▸ What the exercise asks
Locate the word "ylabel" in the data below, then copy every line that holds it.
┌──
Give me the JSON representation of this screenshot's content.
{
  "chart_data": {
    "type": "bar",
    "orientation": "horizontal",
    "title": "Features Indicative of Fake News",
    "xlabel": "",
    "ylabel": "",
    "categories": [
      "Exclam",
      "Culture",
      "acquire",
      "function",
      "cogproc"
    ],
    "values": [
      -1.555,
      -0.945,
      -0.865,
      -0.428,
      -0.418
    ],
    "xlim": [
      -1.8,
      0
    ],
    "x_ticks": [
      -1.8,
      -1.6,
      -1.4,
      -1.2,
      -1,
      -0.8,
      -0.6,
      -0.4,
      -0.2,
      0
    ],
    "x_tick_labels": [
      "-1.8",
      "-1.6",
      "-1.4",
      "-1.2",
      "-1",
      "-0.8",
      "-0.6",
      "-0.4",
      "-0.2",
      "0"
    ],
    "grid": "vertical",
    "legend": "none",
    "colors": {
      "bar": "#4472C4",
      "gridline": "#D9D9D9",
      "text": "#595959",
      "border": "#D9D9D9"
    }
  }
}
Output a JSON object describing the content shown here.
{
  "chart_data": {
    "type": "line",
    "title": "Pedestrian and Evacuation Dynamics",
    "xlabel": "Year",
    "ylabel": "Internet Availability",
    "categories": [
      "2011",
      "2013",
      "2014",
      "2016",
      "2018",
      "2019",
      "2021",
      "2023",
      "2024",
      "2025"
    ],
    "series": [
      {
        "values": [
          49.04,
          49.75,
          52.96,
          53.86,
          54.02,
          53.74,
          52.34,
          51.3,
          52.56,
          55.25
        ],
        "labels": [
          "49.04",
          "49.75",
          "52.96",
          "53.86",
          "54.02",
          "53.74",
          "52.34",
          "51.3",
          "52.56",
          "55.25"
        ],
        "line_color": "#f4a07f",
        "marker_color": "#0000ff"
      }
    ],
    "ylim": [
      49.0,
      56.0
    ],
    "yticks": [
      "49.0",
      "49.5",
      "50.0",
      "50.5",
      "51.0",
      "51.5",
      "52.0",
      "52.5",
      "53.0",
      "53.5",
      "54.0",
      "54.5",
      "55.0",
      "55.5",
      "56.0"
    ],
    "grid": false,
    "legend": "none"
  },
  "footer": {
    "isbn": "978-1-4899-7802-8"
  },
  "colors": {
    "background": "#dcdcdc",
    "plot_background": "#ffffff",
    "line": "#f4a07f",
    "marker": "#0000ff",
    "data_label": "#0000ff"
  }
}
└──
▸ Answer for the task
    "ylabel": "",
    "ylabel": "Internet Availability",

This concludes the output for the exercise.